**GOAL**
Rewrite all of the entries below as a single numbered list, one line per item, with no blank lines. Leave the pictures out.

**DATA ROWS**
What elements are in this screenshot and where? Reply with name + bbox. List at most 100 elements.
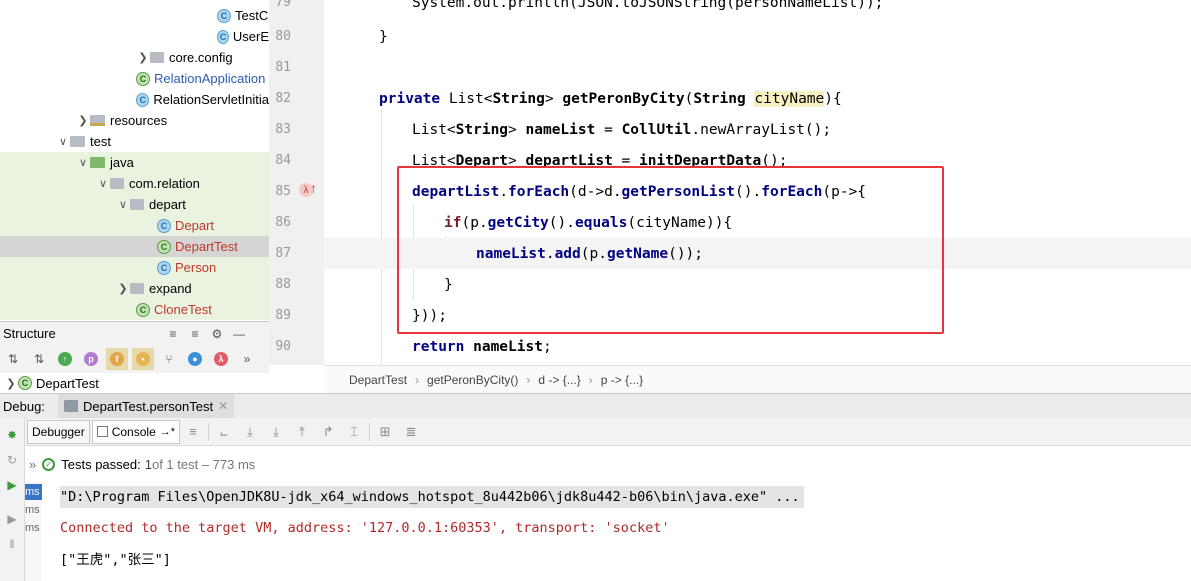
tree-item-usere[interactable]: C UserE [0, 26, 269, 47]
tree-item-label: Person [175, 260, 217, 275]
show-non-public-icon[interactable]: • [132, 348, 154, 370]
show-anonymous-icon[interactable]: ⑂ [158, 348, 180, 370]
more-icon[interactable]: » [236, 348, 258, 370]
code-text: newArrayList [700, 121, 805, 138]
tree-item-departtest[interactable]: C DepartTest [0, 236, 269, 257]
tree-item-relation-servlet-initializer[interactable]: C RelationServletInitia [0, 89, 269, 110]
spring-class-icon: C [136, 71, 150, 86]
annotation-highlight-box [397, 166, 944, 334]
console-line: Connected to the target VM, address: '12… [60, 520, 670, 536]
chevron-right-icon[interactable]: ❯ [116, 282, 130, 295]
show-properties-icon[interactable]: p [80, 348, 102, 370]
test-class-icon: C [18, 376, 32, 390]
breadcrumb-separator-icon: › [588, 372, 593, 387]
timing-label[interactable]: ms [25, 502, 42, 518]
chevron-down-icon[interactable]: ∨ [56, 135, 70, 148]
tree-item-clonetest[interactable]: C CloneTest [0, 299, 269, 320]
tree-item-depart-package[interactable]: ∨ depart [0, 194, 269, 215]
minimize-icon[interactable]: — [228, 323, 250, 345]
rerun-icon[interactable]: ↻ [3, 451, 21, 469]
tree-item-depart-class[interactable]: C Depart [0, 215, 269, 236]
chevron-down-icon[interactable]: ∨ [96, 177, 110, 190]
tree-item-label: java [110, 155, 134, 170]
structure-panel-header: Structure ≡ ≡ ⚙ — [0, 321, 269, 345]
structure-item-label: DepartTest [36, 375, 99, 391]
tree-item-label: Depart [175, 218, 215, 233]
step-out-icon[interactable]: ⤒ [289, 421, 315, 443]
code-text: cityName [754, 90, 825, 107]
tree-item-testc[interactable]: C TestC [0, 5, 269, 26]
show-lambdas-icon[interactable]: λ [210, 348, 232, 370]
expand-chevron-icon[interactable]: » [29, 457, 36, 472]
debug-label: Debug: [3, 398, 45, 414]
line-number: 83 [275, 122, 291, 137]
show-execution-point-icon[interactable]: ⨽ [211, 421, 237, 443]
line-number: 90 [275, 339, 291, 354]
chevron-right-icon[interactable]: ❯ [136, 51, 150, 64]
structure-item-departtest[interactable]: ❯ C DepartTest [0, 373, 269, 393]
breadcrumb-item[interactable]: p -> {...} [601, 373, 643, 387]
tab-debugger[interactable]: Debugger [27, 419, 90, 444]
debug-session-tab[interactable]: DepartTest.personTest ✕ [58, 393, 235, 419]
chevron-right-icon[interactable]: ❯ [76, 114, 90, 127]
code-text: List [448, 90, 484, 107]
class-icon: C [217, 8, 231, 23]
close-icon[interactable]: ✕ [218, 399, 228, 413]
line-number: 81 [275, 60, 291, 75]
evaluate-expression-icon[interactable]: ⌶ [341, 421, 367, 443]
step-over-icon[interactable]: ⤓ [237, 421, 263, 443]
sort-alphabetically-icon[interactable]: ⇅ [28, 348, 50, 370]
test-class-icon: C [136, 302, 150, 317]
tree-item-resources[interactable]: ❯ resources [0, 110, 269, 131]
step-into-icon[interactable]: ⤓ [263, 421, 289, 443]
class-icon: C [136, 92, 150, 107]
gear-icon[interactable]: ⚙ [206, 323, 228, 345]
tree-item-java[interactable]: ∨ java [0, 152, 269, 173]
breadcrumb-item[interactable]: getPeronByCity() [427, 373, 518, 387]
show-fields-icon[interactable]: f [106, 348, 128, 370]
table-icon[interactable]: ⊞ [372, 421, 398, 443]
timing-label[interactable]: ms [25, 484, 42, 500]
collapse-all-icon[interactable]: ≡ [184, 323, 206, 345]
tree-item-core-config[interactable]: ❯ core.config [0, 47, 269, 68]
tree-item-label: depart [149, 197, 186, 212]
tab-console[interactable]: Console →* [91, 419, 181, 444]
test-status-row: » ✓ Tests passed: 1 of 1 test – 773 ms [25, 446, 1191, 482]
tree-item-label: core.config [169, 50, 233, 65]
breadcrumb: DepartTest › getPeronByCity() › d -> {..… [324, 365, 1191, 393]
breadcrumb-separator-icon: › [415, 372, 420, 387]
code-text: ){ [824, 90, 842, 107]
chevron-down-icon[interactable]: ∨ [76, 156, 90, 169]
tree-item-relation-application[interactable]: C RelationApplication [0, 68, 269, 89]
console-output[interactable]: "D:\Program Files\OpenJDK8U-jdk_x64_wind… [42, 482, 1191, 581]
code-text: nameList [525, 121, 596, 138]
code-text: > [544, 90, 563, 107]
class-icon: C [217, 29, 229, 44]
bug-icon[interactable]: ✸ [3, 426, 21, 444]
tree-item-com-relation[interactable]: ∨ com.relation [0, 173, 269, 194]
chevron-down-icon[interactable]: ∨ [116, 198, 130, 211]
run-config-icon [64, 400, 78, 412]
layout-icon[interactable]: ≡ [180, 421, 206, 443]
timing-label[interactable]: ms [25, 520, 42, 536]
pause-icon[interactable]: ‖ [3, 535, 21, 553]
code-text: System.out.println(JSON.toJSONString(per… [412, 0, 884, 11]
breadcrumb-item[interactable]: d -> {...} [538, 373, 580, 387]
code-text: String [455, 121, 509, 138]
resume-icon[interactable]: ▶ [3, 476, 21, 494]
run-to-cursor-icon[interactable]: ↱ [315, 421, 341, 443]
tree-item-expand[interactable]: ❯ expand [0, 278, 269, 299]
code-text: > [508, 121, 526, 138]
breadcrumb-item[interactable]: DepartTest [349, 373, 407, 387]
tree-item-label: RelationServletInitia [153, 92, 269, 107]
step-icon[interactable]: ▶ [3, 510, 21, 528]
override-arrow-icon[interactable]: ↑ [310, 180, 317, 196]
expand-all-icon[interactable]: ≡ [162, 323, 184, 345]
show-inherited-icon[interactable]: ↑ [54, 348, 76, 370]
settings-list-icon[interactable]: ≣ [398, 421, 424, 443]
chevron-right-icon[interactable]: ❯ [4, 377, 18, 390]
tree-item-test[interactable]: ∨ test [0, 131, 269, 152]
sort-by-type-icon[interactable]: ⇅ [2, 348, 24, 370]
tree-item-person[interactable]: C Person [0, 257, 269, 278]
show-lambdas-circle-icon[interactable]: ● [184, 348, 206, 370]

**TASK OUTPUT**
1. What elements are in this screenshot and where? Reply with name + bbox. List at most 100 elements.
2. tree-item-usere[interactable]: C UserE [0, 26, 269, 47]
3. tree-item-label: Person [175, 260, 217, 275]
4. show-non-public-icon[interactable]: • [132, 348, 154, 370]
5. show-anonymous-icon[interactable]: ⑂ [158, 348, 180, 370]
6. more-icon[interactable]: » [236, 348, 258, 370]
7. code-text: newArrayList [700, 121, 805, 138]
8. tree-item-departtest[interactable]: C DepartTest [0, 236, 269, 257]
9. tree-item-relation-servlet-initializer[interactable]: C RelationServletInitia [0, 89, 269, 110]
10. spring-class-icon: C [136, 71, 150, 86]
11. annotation-highlight-box [397, 166, 944, 334]
12. console-line: Connected to the target VM, address: '12… [60, 520, 670, 536]
13. chevron-right-icon[interactable]: ❯ [116, 282, 130, 295]
14. show-properties-icon[interactable]: p [80, 348, 102, 370]
15. test-class-icon: C [18, 376, 32, 390]
16. breadcrumb-separator-icon: › [588, 372, 593, 387]
17. timing-label[interactable]: ms [25, 502, 42, 518]
18. chevron-down-icon[interactable]: ∨ [56, 135, 70, 148]
19. tree-item-clonetest[interactable]: C CloneTest [0, 299, 269, 320]
20. tree-item-depart-package[interactable]: ∨ depart [0, 194, 269, 215]
21. minimize-icon[interactable]: — [228, 323, 250, 345]
22. rerun-icon[interactable]: ↻ [3, 451, 21, 469]
23. tree-item-depart-class[interactable]: C Depart [0, 215, 269, 236]
24. chevron-down-icon[interactable]: ∨ [96, 177, 110, 190]
25. tree-item-label: java [110, 155, 134, 170]
26. structure-panel-header: Structure ≡ ≡ ⚙ — [0, 321, 269, 345]
27. structure-item-label: DepartTest [36, 375, 99, 391]
28. tree-item-label: Depart [175, 218, 215, 233]
29. step-out-icon[interactable]: ⤒ [289, 421, 315, 443]
30. code-text: cityName [754, 90, 825, 107]
31. tree-item-testc[interactable]: C TestC [0, 5, 269, 26]
32. show-lambdas-icon[interactable]: λ [210, 348, 232, 370]
33. expand-chevron-icon[interactable]: » [29, 457, 36, 472]
34. debug-label: Debug: [3, 398, 45, 414]
35. line-number: 83 [275, 122, 291, 137]
36. show-execution-point-icon[interactable]: ⨽ [211, 421, 237, 443]
37. line-number: 90 [275, 339, 291, 354]
38. chevron-right-icon[interactable]: ❯ [136, 51, 150, 64]
39. structure-item-departtest[interactable]: ❯ C DepartTest [0, 373, 269, 393]
40. breadcrumb-item[interactable]: p -> {...} [601, 373, 643, 387]
41. tab-debugger[interactable]: Debugger [27, 419, 90, 444]
42. debug-session-tab[interactable]: DepartTest.personTest ✕ [58, 393, 235, 419]
43. chevron-right-icon[interactable]: ❯ [76, 114, 90, 127]
44. code-text: List [448, 90, 484, 107]
45. class-icon: C [217, 8, 231, 23]
46. close-icon[interactable]: ✕ [218, 399, 228, 413]
47. line-number: 81 [275, 60, 291, 75]
48. evaluate-expression-icon[interactable]: ⌶ [341, 421, 367, 443]
49. step-over-icon[interactable]: ⤓ [237, 421, 263, 443]
50. sort-alphabetically-icon[interactable]: ⇅ [28, 348, 50, 370]
51. test-class-icon: C [136, 302, 150, 317]
52. tree-item-resources[interactable]: ❯ resources [0, 110, 269, 131]
53. step-into-icon[interactable]: ⤓ [263, 421, 289, 443]
54. class-icon: C [136, 92, 150, 107]
55. gear-icon[interactable]: ⚙ [206, 323, 228, 345]
56. tree-item-java[interactable]: ∨ java [0, 152, 269, 173]
57. breadcrumb-item[interactable]: getPeronByCity() [427, 373, 518, 387]
58. show-fields-icon[interactable]: f [106, 348, 128, 370]
59. table-icon[interactable]: ⊞ [372, 421, 398, 443]
60. timing-label[interactable]: ms [25, 484, 42, 500]
61. collapse-all-icon[interactable]: ≡ [184, 323, 206, 345]
62. tree-item-core-config[interactable]: ❯ core.config [0, 47, 269, 68]
63. tree-item-label: depart [149, 197, 186, 212]
64. tab-console[interactable]: Console →* [91, 419, 181, 444]
65. test-status-row: » ✓ Tests passed: 1 of 1 test – 773 ms [25, 446, 1191, 482]
66. tree-item-label: core.config [169, 50, 233, 65]
67. breadcrumb: DepartTest › getPeronByCity() › d -> {..… [324, 365, 1191, 393]
68. breadcrumb-separator-icon: › [415, 372, 420, 387]
69. code-text: ){ [824, 90, 842, 107]
70. chevron-down-icon[interactable]: ∨ [76, 156, 90, 169]
71. tree-item-relation-application[interactable]: C RelationApplication [0, 68, 269, 89]
72. console-output[interactable]: "D:\Program Files\OpenJDK8U-jdk_x64_wind… [42, 482, 1191, 581]
73. code-text: nameList [525, 121, 596, 138]
74. code-text: > [544, 90, 563, 107]
75. class-icon: C [217, 29, 229, 44]
76. bug-icon[interactable]: ✸ [3, 426, 21, 444]
77. tree-item-com-relation[interactable]: ∨ com.relation [0, 173, 269, 194]
78. chevron-down-icon[interactable]: ∨ [116, 198, 130, 211]
79. run-config-icon [64, 400, 78, 412]
80. layout-icon[interactable]: ≡ [180, 421, 206, 443]
81. timing-label[interactable]: ms [25, 520, 42, 536]
82. pause-icon[interactable]: ‖ [3, 535, 21, 553]
83. code-text: System.out.println(JSON.toJSONString(per… [412, 0, 884, 11]
84. breadcrumb-item[interactable]: d -> {...} [538, 373, 580, 387]
85. code-text: String [455, 121, 509, 138]
86. resume-icon[interactable]: ▶ [3, 476, 21, 494]
87. run-to-cursor-icon[interactable]: ↱ [315, 421, 341, 443]
88. tree-item-expand[interactable]: ❯ expand [0, 278, 269, 299]
89. code-text: > [508, 121, 526, 138]
90. breadcrumb-item[interactable]: DepartTest [349, 373, 407, 387]
91. tree-item-label: RelationServletInitia [153, 92, 269, 107]
92. step-icon[interactable]: ▶ [3, 510, 21, 528]
93. override-arrow-icon[interactable]: ↑ [310, 180, 317, 196]
94. expand-all-icon[interactable]: ≡ [162, 323, 184, 345]
95. show-inherited-icon[interactable]: ↑ [54, 348, 76, 370]
96. settings-list-icon[interactable]: ≣ [398, 421, 424, 443]
97. chevron-right-icon[interactable]: ❯ [4, 377, 18, 390]
98. tree-item-test[interactable]: ∨ test [0, 131, 269, 152]
99. sort-by-type-icon[interactable]: ⇅ [2, 348, 24, 370]
100. tree-item-person[interactable]: C Person [0, 257, 269, 278]
101. show-lambdas-circle-icon[interactable]: ● [184, 348, 206, 370]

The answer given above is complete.